■ **Stated task**
Copy out lines with the word "ylabel" from the material that follows.

■ **Data in this exercise**
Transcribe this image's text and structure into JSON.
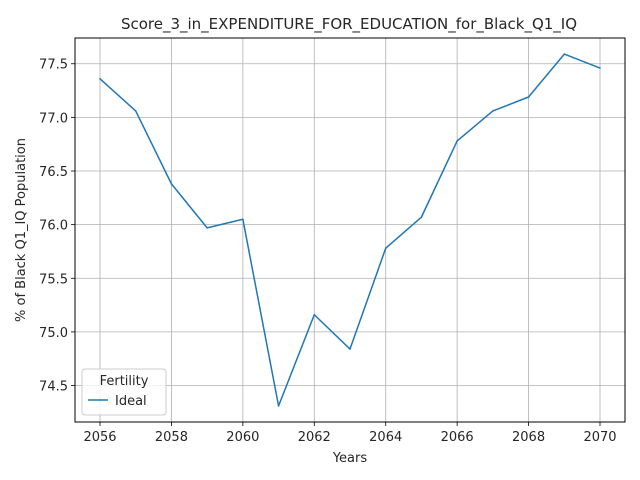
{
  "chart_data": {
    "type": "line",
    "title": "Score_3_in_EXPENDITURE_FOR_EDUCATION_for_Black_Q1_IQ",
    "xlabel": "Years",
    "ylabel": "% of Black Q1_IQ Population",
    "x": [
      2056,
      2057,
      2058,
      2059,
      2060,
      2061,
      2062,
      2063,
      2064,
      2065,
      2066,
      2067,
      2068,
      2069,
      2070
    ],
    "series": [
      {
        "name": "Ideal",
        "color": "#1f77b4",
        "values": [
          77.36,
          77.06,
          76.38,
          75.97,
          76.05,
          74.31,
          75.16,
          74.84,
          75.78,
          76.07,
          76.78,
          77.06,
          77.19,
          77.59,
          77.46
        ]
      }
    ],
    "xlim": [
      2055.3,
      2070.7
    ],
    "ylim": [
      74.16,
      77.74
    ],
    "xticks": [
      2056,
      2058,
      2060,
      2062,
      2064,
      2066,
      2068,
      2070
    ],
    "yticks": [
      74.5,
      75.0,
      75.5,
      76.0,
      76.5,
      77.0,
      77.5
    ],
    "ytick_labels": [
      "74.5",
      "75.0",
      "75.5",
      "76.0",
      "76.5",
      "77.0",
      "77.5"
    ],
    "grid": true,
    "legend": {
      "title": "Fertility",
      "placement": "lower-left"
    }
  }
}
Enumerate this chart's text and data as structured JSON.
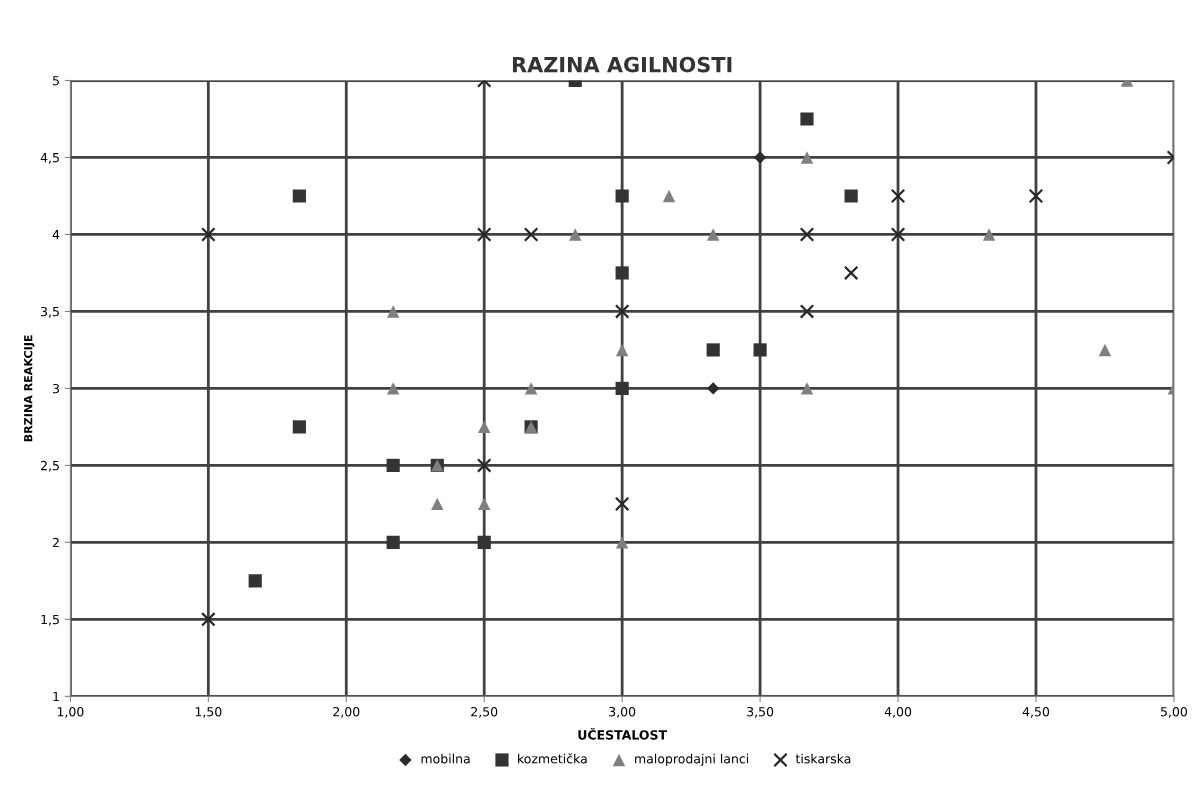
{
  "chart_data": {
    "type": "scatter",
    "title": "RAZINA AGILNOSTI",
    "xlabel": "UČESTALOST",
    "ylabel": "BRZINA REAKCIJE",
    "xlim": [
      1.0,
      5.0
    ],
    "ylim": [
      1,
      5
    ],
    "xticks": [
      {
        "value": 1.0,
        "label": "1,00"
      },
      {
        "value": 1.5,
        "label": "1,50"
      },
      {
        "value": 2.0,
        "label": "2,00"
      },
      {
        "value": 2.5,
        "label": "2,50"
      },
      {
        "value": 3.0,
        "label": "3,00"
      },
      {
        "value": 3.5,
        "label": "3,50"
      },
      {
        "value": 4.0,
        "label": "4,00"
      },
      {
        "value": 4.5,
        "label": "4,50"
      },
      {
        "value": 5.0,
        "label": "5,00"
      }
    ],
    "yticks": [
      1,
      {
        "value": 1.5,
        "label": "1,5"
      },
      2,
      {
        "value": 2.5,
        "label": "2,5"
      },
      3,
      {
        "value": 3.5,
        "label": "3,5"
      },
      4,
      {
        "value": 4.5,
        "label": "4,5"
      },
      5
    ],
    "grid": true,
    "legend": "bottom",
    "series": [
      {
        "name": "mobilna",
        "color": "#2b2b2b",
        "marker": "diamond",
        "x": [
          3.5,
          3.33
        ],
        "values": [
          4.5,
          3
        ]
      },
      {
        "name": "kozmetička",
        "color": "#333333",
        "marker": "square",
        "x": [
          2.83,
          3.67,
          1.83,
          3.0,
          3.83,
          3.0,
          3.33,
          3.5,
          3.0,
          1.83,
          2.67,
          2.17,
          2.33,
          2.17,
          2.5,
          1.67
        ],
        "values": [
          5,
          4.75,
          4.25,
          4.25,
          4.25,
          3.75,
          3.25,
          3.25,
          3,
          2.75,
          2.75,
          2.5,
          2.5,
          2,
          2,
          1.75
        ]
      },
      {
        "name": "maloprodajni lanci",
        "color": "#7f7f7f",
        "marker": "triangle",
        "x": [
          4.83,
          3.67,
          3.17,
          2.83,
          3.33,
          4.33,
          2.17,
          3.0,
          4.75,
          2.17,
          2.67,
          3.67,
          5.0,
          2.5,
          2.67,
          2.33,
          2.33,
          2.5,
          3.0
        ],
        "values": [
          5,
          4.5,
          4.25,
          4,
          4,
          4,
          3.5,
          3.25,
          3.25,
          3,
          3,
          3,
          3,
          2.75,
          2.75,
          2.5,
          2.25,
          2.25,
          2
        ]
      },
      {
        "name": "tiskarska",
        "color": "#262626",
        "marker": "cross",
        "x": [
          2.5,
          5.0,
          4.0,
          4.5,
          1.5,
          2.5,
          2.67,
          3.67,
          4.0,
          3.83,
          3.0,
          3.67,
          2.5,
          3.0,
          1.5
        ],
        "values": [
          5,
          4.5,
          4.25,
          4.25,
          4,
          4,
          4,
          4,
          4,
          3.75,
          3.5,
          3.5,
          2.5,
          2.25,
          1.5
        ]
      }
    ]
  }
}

■ **Response below**
    "ylabel": "% of Black Q1_IQ Population",
    "ylabel": "BRZINA REAKCIJE",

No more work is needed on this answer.